— Task —
Output all of the entries exactly as written.

[Start Task input]

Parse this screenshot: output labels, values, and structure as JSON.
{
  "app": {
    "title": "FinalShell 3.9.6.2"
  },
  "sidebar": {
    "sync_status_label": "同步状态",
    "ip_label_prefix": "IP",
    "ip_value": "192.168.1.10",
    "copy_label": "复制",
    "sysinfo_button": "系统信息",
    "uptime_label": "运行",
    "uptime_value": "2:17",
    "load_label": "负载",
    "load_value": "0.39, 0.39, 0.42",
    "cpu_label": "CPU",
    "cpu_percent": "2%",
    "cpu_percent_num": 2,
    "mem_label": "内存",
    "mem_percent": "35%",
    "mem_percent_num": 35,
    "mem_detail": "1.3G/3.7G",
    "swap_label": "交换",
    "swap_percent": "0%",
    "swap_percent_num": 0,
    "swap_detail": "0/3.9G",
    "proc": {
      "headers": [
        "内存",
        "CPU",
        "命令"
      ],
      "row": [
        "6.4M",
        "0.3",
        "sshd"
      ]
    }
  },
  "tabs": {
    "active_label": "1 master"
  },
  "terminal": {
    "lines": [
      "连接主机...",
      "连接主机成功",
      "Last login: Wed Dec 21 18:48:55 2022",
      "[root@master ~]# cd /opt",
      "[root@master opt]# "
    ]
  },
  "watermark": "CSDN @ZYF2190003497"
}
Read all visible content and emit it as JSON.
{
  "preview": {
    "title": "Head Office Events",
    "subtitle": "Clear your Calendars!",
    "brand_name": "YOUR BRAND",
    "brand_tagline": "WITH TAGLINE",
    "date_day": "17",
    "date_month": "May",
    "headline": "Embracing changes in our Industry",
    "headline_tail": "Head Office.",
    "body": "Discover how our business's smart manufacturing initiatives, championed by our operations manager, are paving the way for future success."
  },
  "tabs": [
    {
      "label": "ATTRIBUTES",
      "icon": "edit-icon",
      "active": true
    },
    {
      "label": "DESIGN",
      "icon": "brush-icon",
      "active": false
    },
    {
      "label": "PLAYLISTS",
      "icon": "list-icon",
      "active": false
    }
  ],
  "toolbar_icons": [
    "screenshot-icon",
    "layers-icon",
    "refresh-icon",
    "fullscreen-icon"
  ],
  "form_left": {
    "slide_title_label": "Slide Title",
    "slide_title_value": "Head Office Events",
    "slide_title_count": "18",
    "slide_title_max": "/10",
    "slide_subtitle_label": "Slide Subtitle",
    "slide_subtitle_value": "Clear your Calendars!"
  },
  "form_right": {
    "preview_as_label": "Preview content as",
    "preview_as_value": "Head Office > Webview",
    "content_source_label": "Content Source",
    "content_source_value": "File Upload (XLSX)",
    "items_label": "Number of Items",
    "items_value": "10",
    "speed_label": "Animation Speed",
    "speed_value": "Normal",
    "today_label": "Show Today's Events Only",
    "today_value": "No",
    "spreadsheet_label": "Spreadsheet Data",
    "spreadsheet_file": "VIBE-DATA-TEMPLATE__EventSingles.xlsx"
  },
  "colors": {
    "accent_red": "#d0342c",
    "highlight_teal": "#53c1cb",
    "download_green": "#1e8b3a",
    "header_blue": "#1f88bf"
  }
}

[End Task input]

— Output below —
Parse this screenshot: output labels, values, and structure as JSON.
{
  "app": {
    "title": "FinalShell 3.9.6.2"
  },
  "sidebar": {
    "sync_status_label": "同步状态",
    "ip_label_prefix": "IP",
    "ip_value": "192.168.1.10",
    "copy_label": "复制",
    "sysinfo_button": "系统信息",
    "uptime_label": "运行",
    "uptime_value": "2:17",
    "load_label": "负载",
    "load_value": "0.39, 0.39, 0.42",
    "cpu_label": "CPU",
    "cpu_percent": "2%",
    "cpu_percent_num": 2,
    "mem_label": "内存",
    "mem_percent": "35%",
    "mem_percent_num": 35,
    "mem_detail": "1.3G/3.7G",
    "swap_label": "交换",
    "swap_percent": "0%",
    "swap_percent_num": 0,
    "swap_detail": "0/3.9G",
    "proc": {
      "headers": [
        "内存",
        "CPU",
        "命令"
      ],
      "row": [
        "6.4M",
        "0.3",
        "sshd"
      ]
    }
  },
  "tabs": {
    "active_label": "1 master"
  },
  "terminal": {
    "lines": [
      "连接主机...",
      "连接主机成功",
      "Last login: Wed Dec 21 18:48:55 2022",
      "[root@master ~]# cd /opt",
      "[root@master opt]# "
    ]
  },
  "watermark": "CSDN @ZYF2190003497"
}
Read all visible content and emit it as JSON.
{
  "preview": {
    "title": "Head Office Events",
    "subtitle": "Clear your Calendars!",
    "brand_name": "YOUR BRAND",
    "brand_tagline": "WITH TAGLINE",
    "date_day": "17",
    "date_month": "May",
    "headline": "Embracing changes in our Industry",
    "headline_tail": "Head Office.",
    "body": "Discover how our business's smart manufacturing initiatives, championed by our operations manager, are paving the way for future success."
  },
  "tabs": [
    {
      "label": "ATTRIBUTES",
      "icon": "edit-icon",
      "active": true
    },
    {
      "label": "DESIGN",
      "icon": "brush-icon",
      "active": false
    },
    {
      "label": "PLAYLISTS",
      "icon": "list-icon",
      "active": false
    }
  ],
  "toolbar_icons": [
    "screenshot-icon",
    "layers-icon",
    "refresh-icon",
    "fullscreen-icon"
  ],
  "form_left": {
    "slide_title_label": "Slide Title",
    "slide_title_value": "Head Office Events",
    "slide_title_count": "18",
    "slide_title_max": "/10",
    "slide_subtitle_label": "Slide Subtitle",
    "slide_subtitle_value": "Clear your Calendars!"
  },
  "form_right": {
    "preview_as_label": "Preview content as",
    "preview_as_value": "Head Office > Webview",
    "content_source_label": "Content Source",
    "content_source_value": "File Upload (XLSX)",
    "items_label": "Number of Items",
    "items_value": "10",
    "speed_label": "Animation Speed",
    "speed_value": "Normal",
    "today_label": "Show Today's Events Only",
    "today_value": "No",
    "spreadsheet_label": "Spreadsheet Data",
    "spreadsheet_file": "VIBE-DATA-TEMPLATE__EventSingles.xlsx"
  },
  "colors": {
    "accent_red": "#d0342c",
    "highlight_teal": "#53c1cb",
    "download_green": "#1e8b3a",
    "header_blue": "#1f88bf"
  }
}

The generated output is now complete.